=== Task objective ===
Check each line of the entries below for the string "avec"; copy every line where it appears.

Data excerpts:
>> begin
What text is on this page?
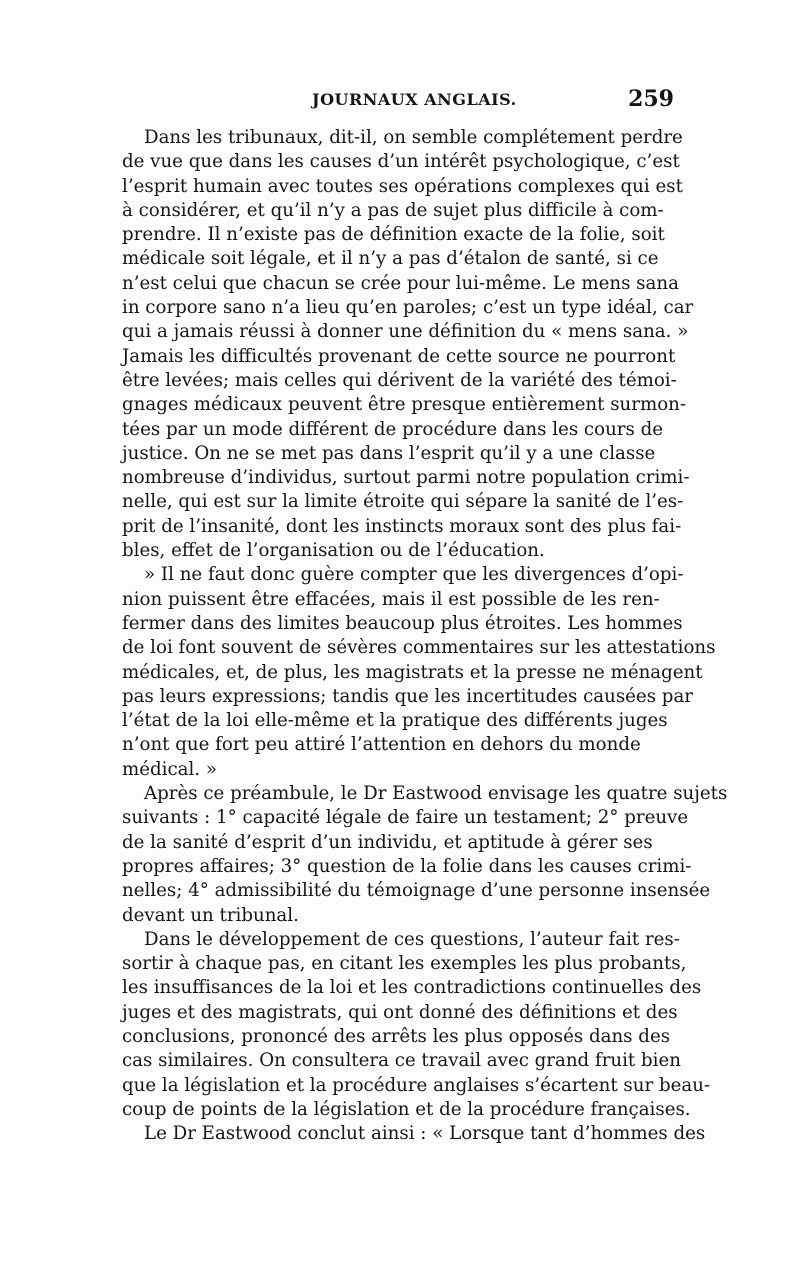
JOURNAUX ANGLAIS.	259
Dans les tribunaux, dit-il, on semble complétement perdre
de vue que dans les causes d’un intérêt psychologique, c’est
l’esprit humain avec toutes ses opérations complexes qui est
à considérer, et qu’il n’y a pas de sujet plus difficile à com-
prendre. Il n’existe pas de définition exacte de la folie, soit
médicale soit légale, et il n’y a pas d’étalon de santé, si ce
n’est celui que chacun se crée pour lui-même. Le mens sana
in corpore sano n’a lieu qu’en paroles; c’est un type idéal, car
qui a jamais réussi à donner une définition du « mens sana. »
Jamais les difficultés provenant de cette source ne pourront
être levées; mais celles qui dérivent de la variété des témoi-
gnages médicaux peuvent être presque entièrement surmon-
tées par un mode différent de procédure dans les cours de
justice. On ne se met pas dans l’esprit qu’il y a une classe
nombreuse d’individus, surtout parmi notre population crimi-
nelle, qui est sur la limite étroite qui sépare la sanité de l’es-
prit de l’insanité, dont les instincts moraux sont des plus fai-
bles, effet de l’organisation ou de l’éducation.
» Il ne faut donc guère compter que les divergences d’opi-
nion puissent être effacées, mais il est possible de les ren-
fermer dans des limites beaucoup plus étroites. Les hommes
de loi font souvent de sévères commentaires sur les attestations
médicales, et, de plus, les magistrats et la presse ne ménagent
pas leurs expressions; tandis que les incertitudes causées par
l’état de la loi elle-même et la pratique des différents juges
n’ont que fort peu attiré l’attention en dehors du monde
médical. »
Après ce préambule, le Dr Eastwood envisage les quatre sujets
suivants : 1° capacité légale de faire un testament; 2° preuve
de la sanité d’esprit d’un individu, et aptitude à gérer ses
propres affaires; 3° question de la folie dans les causes crimi-
nelles; 4° admissibilité du témoignage d’une personne insensée
devant un tribunal.
Dans le développement de ces questions, l’auteur fait res-
sortir à chaque pas, en citant les exemples les plus probants,
les insuffisances de la loi et les contradictions continuelles des
juges et des magistrats, qui ont donné des définitions et des
conclusions, prononcé des arrêts les plus opposés dans des
cas similaires. On consultera ce travail avec grand fruit bien
que la législation et la procédure anglaises s’écartent sur beau-
coup de points de la législation et de la procédure françaises.
Le Dr Eastwood conclut ainsi : « Lorsque tant d’hommes des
>> end
=== Exercise answer ===
l’esprit humain avec toutes ses opérations complexes qui est
cas similaires. On consultera ce travail avec grand fruit bien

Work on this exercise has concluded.